==== INPUT RECORDS ====

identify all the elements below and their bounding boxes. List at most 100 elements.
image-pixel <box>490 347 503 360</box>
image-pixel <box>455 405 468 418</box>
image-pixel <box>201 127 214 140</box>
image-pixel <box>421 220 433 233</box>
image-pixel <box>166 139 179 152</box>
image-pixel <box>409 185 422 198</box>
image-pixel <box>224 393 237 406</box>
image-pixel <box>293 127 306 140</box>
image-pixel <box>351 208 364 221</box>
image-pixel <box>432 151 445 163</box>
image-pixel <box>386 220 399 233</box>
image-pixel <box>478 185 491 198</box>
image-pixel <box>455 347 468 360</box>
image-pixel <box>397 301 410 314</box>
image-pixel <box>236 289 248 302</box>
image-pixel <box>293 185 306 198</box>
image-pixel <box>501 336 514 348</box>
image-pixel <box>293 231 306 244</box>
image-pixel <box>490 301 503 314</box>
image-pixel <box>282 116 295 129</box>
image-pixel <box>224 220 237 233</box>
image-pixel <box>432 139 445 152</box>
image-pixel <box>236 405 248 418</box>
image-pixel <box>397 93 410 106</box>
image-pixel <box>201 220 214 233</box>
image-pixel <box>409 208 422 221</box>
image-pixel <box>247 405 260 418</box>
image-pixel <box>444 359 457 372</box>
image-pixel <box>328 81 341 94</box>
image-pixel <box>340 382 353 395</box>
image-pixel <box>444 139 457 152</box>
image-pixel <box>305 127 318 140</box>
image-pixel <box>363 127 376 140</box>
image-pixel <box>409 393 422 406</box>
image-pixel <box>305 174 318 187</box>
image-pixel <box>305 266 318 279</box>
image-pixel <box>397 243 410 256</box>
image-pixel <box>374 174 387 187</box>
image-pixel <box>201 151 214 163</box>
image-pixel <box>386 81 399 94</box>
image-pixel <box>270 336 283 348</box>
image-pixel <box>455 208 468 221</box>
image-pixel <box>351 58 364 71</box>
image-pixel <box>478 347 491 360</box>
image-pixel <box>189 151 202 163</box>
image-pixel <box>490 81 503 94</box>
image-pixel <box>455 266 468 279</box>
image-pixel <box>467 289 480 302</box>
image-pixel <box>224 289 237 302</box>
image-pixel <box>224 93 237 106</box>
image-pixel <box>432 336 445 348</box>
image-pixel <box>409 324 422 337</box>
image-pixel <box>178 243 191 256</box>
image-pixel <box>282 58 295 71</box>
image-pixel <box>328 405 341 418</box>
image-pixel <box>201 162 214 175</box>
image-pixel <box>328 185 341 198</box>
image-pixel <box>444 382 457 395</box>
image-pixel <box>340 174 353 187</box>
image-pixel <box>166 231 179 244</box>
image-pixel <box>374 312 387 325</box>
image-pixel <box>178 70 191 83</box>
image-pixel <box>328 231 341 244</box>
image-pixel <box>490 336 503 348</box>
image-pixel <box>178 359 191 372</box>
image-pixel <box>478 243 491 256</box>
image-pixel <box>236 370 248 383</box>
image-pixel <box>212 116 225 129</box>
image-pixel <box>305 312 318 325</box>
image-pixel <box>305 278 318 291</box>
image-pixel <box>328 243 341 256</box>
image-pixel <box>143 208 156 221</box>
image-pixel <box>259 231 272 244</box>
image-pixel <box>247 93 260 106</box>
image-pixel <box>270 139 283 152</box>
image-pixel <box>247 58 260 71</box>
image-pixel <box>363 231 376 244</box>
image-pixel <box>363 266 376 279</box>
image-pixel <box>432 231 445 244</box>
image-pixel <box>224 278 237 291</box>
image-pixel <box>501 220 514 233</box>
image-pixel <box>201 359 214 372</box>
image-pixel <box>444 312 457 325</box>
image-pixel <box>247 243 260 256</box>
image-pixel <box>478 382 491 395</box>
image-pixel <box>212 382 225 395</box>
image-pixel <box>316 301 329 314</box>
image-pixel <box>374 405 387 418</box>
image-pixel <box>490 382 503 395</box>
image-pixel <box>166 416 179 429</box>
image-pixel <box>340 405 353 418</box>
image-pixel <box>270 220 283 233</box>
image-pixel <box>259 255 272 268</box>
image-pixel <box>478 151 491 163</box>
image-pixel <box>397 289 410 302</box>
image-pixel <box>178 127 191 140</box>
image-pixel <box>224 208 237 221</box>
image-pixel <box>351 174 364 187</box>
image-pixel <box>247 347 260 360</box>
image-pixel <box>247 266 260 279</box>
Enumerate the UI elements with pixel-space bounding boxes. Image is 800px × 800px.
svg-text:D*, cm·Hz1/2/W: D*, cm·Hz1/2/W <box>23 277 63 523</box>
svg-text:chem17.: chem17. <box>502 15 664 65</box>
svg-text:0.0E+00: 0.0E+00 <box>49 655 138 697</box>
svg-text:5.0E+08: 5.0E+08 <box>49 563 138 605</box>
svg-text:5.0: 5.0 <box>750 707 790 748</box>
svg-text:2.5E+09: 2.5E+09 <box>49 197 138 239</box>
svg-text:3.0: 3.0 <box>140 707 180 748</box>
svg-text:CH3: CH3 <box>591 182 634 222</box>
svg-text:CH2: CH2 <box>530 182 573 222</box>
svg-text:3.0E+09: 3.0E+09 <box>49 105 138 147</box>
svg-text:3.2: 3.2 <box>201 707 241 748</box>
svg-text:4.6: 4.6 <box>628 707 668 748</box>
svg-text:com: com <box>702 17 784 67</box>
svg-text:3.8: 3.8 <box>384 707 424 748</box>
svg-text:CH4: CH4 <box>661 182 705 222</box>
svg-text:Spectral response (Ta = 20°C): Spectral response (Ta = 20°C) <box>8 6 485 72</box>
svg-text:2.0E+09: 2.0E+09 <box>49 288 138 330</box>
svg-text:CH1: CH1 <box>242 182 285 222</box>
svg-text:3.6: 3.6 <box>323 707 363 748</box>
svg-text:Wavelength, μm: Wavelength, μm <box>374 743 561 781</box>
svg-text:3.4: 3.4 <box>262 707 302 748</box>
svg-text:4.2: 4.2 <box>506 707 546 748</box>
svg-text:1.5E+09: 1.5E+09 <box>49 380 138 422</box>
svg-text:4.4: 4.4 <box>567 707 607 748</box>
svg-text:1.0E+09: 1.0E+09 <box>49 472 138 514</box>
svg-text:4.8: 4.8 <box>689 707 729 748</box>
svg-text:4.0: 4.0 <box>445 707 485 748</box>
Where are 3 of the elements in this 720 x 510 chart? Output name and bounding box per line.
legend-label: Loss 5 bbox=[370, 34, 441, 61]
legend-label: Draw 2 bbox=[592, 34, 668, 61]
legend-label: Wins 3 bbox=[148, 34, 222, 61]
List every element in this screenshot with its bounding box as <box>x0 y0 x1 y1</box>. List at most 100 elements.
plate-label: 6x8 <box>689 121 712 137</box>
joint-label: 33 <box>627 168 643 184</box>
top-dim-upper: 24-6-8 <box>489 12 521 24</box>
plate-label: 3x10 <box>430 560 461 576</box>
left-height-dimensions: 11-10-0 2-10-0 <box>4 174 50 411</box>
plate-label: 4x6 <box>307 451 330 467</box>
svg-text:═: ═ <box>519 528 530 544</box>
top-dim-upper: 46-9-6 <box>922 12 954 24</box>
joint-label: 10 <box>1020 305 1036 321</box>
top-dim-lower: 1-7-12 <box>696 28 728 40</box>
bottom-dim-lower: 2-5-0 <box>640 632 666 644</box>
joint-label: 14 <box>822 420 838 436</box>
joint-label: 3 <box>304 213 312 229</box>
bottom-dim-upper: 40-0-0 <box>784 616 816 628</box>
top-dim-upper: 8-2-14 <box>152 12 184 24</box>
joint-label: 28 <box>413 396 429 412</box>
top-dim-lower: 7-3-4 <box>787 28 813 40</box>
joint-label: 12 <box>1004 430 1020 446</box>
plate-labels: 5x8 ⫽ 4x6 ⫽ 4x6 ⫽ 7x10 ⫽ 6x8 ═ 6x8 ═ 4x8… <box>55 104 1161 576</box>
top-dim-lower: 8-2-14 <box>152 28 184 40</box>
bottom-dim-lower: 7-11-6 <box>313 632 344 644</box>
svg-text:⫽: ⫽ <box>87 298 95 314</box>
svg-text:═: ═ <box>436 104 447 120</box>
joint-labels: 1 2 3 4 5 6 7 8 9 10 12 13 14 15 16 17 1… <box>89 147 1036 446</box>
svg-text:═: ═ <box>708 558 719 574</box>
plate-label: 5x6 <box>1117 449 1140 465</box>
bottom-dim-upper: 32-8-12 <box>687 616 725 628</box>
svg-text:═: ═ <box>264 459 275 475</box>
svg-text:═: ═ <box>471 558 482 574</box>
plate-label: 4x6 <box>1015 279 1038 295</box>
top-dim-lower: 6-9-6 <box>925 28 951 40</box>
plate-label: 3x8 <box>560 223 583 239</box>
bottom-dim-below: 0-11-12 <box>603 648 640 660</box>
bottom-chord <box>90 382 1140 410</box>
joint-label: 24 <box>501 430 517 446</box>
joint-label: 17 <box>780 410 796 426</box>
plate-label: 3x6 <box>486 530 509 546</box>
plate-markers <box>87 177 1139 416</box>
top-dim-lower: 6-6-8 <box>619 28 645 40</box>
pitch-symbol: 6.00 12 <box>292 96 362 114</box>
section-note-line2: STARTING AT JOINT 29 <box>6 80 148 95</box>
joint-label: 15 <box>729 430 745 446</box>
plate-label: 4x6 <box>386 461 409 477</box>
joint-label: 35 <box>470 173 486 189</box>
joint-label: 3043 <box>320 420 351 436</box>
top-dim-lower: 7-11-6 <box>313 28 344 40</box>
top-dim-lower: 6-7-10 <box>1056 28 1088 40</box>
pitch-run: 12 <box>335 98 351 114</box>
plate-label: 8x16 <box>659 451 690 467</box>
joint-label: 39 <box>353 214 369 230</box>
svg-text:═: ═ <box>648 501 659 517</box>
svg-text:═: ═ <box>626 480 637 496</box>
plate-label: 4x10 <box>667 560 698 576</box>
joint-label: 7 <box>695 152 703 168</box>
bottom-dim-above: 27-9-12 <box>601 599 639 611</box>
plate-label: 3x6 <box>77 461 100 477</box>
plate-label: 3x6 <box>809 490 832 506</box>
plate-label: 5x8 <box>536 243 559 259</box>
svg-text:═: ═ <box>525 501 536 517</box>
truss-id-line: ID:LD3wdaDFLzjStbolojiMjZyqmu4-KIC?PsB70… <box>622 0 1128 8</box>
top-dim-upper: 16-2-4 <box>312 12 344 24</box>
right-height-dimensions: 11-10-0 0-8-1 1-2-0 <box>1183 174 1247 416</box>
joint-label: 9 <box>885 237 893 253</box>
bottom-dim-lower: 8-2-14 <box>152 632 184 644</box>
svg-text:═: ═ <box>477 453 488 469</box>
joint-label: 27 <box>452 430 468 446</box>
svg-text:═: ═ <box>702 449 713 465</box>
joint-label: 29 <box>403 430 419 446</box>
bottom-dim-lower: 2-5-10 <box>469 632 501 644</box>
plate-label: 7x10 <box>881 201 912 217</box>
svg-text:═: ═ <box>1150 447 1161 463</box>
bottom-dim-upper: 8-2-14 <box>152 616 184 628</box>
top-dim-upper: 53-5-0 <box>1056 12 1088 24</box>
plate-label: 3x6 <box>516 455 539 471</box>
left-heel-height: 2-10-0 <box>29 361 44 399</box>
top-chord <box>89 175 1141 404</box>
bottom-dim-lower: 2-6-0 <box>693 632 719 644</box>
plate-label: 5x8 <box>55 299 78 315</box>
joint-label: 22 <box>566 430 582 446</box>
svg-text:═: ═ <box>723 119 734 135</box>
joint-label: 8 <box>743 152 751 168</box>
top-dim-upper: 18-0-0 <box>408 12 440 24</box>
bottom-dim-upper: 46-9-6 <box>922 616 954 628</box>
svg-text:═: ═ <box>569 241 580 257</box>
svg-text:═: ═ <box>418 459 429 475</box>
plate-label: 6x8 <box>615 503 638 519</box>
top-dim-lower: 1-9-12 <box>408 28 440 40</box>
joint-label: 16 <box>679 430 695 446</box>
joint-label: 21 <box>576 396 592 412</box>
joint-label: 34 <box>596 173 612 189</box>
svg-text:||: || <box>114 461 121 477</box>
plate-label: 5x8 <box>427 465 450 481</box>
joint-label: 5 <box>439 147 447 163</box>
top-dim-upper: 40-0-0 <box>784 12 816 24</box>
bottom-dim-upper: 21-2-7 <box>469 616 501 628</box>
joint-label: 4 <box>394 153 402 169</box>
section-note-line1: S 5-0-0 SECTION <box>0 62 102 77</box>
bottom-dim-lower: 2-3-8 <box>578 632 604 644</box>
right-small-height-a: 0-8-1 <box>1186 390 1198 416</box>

====

TASK TO CARRY OUT
Could you edit the items from the very first line up to and including the line with "image-pixel <box>224 393 237 406</box>", writing them out again with "elements" replaced by "objects" and nothing else altered?

RESULT FOR THIS EXERCISE
identify all the objects below and their bounding boxes. List at most 100 objects.
image-pixel <box>490 347 503 360</box>
image-pixel <box>455 405 468 418</box>
image-pixel <box>201 127 214 140</box>
image-pixel <box>421 220 433 233</box>
image-pixel <box>166 139 179 152</box>
image-pixel <box>409 185 422 198</box>
image-pixel <box>224 393 237 406</box>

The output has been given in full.